▸ SOURCE RECORDS
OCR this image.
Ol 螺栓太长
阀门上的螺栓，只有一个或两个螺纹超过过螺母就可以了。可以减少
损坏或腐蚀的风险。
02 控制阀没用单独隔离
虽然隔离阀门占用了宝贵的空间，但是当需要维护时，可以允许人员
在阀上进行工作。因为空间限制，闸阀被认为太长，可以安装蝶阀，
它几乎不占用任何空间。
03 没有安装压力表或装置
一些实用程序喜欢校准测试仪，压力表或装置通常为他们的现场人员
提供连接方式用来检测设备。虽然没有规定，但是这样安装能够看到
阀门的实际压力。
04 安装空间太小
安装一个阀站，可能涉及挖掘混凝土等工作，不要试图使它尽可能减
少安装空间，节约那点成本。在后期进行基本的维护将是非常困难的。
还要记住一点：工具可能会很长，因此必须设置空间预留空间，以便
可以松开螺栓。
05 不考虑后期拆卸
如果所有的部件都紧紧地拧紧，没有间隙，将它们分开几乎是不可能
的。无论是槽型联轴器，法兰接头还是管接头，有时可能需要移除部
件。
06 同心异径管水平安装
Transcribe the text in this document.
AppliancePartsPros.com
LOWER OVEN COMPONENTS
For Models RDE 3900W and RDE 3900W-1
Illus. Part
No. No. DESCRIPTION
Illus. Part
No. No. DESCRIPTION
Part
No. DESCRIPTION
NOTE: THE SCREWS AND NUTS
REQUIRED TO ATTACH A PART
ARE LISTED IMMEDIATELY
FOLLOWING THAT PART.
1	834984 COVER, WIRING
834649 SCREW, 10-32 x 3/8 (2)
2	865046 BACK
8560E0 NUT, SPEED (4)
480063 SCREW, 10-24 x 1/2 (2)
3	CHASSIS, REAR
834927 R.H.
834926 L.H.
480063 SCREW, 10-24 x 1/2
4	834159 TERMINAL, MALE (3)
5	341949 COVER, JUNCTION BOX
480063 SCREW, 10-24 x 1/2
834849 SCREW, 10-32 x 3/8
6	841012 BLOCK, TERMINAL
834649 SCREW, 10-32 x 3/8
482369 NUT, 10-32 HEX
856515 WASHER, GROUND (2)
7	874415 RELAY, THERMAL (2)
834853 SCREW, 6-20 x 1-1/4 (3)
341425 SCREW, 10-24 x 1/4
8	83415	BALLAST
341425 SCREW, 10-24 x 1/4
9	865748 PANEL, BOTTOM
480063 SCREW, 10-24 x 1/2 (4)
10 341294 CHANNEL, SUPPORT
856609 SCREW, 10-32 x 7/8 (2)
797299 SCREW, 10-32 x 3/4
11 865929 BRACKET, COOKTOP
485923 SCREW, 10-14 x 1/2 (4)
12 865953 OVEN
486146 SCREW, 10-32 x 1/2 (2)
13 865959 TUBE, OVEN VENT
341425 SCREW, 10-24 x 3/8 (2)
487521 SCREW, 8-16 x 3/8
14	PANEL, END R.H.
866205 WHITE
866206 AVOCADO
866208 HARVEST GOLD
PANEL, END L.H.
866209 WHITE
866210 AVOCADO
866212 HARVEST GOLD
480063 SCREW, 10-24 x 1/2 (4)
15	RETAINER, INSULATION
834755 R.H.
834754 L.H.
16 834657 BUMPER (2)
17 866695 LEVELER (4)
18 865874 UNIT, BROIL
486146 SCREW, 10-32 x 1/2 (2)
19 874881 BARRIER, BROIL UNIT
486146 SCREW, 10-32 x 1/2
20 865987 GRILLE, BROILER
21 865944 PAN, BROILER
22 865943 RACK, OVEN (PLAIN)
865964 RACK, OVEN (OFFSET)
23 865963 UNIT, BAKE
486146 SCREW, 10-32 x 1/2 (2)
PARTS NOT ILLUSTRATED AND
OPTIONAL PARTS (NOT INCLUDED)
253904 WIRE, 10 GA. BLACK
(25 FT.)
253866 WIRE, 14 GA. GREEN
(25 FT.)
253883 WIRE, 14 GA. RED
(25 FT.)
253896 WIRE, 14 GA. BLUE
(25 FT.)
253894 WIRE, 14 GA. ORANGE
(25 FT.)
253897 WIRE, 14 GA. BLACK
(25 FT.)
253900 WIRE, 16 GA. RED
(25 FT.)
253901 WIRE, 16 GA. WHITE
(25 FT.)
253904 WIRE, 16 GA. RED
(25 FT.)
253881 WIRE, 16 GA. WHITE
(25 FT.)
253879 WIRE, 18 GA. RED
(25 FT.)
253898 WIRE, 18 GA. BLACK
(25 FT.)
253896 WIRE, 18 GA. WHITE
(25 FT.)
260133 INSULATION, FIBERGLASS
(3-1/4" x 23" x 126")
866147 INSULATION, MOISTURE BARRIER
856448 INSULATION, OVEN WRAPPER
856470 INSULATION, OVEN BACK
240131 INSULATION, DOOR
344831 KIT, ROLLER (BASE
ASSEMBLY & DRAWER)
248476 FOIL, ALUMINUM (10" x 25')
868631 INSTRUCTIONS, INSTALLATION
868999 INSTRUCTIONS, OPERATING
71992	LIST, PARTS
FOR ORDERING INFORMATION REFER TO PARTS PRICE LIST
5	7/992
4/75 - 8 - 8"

▸ WHAT THIS TASK INVOLVES
Locate all lines in the listing above with the word "BLACK". Copy them.

▸ RESPONSE
253904 WIRE, 10 GA. BLACK
253897 WIRE, 14 GA. BLACK
253898 WIRE, 18 GA. BLACK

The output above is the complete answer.